Directions for this task →
Write out, unchanged, every line of the items from the very first one through the line that contains "text: Opens the: [454, 137, 555, 159]".

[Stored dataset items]
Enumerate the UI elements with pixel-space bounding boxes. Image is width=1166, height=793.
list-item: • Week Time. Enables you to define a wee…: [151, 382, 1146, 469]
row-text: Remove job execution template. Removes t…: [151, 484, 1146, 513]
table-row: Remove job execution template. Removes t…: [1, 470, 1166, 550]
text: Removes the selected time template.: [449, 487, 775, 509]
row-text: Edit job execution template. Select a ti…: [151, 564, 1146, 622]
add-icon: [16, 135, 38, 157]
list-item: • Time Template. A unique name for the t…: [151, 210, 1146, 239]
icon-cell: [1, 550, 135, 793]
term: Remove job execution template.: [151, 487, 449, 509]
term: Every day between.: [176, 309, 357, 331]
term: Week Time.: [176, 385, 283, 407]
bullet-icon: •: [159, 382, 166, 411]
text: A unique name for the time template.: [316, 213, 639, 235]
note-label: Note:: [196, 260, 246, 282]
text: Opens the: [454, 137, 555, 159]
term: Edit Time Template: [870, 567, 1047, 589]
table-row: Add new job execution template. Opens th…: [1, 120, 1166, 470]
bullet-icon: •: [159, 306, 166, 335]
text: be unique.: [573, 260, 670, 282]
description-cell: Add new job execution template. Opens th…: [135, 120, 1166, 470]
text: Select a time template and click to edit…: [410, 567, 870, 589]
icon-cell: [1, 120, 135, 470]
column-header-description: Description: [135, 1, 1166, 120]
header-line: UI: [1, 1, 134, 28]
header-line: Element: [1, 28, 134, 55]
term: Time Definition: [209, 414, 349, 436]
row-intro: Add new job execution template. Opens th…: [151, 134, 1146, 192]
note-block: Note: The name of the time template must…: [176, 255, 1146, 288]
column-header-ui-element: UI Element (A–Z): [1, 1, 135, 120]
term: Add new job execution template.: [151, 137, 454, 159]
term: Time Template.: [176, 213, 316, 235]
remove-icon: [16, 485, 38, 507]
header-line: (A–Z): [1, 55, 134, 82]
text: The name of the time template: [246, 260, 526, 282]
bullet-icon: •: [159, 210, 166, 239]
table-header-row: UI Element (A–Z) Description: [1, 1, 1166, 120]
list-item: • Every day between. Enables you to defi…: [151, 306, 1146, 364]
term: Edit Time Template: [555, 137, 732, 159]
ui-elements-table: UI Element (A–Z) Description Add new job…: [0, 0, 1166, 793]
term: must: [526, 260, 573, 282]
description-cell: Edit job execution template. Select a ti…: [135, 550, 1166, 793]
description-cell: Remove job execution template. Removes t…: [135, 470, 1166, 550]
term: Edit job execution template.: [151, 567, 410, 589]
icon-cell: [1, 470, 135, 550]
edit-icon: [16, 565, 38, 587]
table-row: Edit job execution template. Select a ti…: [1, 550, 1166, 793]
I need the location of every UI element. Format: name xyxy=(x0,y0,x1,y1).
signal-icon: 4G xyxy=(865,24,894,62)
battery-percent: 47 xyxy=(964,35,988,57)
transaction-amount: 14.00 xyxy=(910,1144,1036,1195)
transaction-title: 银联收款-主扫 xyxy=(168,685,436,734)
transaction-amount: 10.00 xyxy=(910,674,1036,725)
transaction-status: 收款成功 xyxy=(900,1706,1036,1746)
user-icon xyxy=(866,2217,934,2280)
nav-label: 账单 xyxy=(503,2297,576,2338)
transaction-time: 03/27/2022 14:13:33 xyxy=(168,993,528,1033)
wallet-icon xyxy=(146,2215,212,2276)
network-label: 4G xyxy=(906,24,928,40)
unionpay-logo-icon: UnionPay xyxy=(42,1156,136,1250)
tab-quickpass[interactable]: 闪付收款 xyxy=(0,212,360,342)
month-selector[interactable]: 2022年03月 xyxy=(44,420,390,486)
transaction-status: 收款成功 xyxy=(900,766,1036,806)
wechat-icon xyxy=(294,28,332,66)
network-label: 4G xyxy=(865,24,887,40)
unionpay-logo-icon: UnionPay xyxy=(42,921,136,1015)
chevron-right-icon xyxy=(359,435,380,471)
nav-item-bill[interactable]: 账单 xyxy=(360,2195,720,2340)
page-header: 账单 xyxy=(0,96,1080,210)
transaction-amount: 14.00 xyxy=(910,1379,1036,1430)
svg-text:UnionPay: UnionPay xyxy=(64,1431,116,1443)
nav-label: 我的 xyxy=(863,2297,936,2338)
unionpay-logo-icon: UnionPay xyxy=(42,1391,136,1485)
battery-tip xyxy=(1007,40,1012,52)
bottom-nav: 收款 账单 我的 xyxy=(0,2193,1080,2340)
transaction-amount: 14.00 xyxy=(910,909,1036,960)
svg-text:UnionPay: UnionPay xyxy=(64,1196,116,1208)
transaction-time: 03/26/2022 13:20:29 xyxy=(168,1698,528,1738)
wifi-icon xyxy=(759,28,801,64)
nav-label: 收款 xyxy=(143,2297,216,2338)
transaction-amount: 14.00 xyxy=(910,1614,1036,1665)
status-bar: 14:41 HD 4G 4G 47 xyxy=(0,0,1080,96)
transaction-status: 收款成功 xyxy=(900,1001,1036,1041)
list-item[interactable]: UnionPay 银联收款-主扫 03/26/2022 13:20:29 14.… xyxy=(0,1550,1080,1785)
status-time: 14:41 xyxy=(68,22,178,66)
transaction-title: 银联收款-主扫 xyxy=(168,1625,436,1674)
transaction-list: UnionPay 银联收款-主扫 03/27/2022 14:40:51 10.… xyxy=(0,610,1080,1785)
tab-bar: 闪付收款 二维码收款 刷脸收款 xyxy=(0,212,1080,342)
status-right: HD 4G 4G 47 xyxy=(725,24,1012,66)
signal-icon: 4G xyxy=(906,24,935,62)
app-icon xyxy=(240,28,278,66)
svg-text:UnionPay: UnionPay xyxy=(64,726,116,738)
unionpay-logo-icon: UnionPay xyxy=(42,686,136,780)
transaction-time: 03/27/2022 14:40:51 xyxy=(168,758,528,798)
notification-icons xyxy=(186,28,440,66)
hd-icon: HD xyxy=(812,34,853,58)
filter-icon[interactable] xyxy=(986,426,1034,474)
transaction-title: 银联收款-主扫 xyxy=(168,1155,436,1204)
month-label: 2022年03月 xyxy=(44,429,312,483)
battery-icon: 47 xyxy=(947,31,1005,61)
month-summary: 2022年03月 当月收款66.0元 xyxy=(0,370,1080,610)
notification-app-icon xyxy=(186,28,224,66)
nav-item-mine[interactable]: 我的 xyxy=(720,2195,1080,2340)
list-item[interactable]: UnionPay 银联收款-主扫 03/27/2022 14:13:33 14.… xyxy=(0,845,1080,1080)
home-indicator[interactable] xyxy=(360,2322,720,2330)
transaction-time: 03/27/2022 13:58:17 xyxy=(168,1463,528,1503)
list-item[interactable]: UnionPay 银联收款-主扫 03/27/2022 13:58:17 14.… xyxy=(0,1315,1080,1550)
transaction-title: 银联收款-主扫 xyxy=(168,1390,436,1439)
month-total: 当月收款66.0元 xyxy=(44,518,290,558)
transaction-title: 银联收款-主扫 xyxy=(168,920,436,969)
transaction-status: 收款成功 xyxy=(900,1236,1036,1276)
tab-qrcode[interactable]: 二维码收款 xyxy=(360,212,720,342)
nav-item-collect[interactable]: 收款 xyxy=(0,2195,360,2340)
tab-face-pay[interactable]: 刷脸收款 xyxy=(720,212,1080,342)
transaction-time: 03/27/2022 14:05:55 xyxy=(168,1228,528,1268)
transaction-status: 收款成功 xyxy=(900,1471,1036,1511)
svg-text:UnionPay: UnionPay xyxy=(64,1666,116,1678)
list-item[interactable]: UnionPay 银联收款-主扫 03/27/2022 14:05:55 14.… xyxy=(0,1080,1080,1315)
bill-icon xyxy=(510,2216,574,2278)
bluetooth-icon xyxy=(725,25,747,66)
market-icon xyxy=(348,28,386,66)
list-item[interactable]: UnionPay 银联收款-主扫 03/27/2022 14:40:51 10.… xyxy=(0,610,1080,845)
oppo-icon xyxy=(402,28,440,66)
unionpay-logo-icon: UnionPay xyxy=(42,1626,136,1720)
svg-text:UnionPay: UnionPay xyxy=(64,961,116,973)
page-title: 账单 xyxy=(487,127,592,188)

Full answer →
Enumerate the UI elements with pixel-space bounding boxes. Image is width=1166, height=793.
list-item: • Week Time. Enables you to define a wee…: [151, 382, 1146, 469]
row-text: Remove job execution template. Removes t…: [151, 484, 1146, 513]
table-row: Remove job execution template. Removes t…: [1, 470, 1166, 550]
text: Removes the selected time template.: [449, 487, 775, 509]
row-text: Edit job execution template. Select a ti…: [151, 564, 1146, 622]
add-icon: [16, 135, 38, 157]
list-item: • Time Template. A unique name for the t…: [151, 210, 1146, 239]
icon-cell: [1, 550, 135, 793]
term: Remove job execution template.: [151, 487, 449, 509]
term: Every day between.: [176, 309, 357, 331]
term: Week Time.: [176, 385, 283, 407]
bullet-icon: •: [159, 382, 166, 411]
text: A unique name for the time template.: [316, 213, 639, 235]
note-label: Note:: [196, 260, 246, 282]
text: Opens the: [454, 137, 555, 159]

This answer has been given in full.